• [Your task]
Please print the full listing exactly.

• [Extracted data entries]
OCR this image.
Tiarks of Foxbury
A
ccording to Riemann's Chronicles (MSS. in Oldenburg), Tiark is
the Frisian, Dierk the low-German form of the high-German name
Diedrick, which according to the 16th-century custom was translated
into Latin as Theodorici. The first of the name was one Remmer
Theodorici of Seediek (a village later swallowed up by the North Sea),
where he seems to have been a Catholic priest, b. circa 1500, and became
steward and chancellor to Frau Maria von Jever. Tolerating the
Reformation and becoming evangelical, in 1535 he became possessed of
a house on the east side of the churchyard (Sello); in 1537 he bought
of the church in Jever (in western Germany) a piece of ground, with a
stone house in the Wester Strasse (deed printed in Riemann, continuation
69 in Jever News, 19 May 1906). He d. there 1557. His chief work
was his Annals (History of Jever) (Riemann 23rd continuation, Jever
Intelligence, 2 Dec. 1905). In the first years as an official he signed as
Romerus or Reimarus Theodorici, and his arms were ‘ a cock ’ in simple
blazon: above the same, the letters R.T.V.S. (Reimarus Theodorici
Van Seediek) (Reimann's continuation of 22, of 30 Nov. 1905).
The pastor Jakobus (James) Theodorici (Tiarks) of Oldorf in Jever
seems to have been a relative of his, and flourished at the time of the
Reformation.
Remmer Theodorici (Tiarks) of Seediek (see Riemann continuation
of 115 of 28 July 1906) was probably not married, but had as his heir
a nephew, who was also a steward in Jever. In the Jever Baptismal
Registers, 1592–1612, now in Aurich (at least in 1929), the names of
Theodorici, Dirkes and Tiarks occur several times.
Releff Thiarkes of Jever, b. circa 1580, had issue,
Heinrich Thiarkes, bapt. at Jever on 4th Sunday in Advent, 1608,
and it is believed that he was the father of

• [Task response]
OCR this image.
Tiarks of Foxbury
A
ccording to Riemann's Chronicles (MSS. in Oldenburg), Tiark is
the Frisian, Dierk the low-German form of the high-German name
Diedrick, which according to the 16th-century custom was translated
into Latin as Theodorici. The first of the name was one Remmer
Theodorici of Seediek (a village later swallowed up by the North Sea),
where he seems to have been a Catholic priest, b. circa 1500, and became
steward and chancellor to Frau Maria von Jever. Tolerating the
Reformation and becoming evangelical, in 1535 he became possessed of
a house on the east side of the churchyard (Sello); in 1537 he bought
of the church in Jever (in western Germany) a piece of ground, with a
stone house in the Wester Strasse (deed printed in Riemann, continuation
69 in Jever News, 19 May 1906). He d. there 1557. His chief work
was his Annals (History of Jever) (Riemann 23rd continuation, Jever
Intelligence, 2 Dec. 1905). In the first years as an official he signed as
Romerus or Reimarus Theodorici, and his arms were ‘ a cock ’ in simple
blazon: above the same, the letters R.T.V.S. (Reimarus Theodorici
Van Seediek) (Reimann's continuation of 22, of 30 Nov. 1905).
The pastor Jakobus (James) Theodorici (Tiarks) of Oldorf in Jever
seems to have been a relative of his, and flourished at the time of the
Reformation.
Remmer Theodorici (Tiarks) of Seediek (see Riemann continuation
of 115 of 28 July 1906) was probably not married, but had as his heir
a nephew, who was also a steward in Jever. In the Jever Baptismal
Registers, 1592–1612, now in Aurich (at least in 1929), the names of
Theodorici, Dirkes and Tiarks occur several times.
Releff Thiarkes of Jever, b. circa 1580, had issue,
Heinrich Thiarkes, bapt. at Jever on 4th Sunday in Advent, 1608,
and it is believed that he was the father of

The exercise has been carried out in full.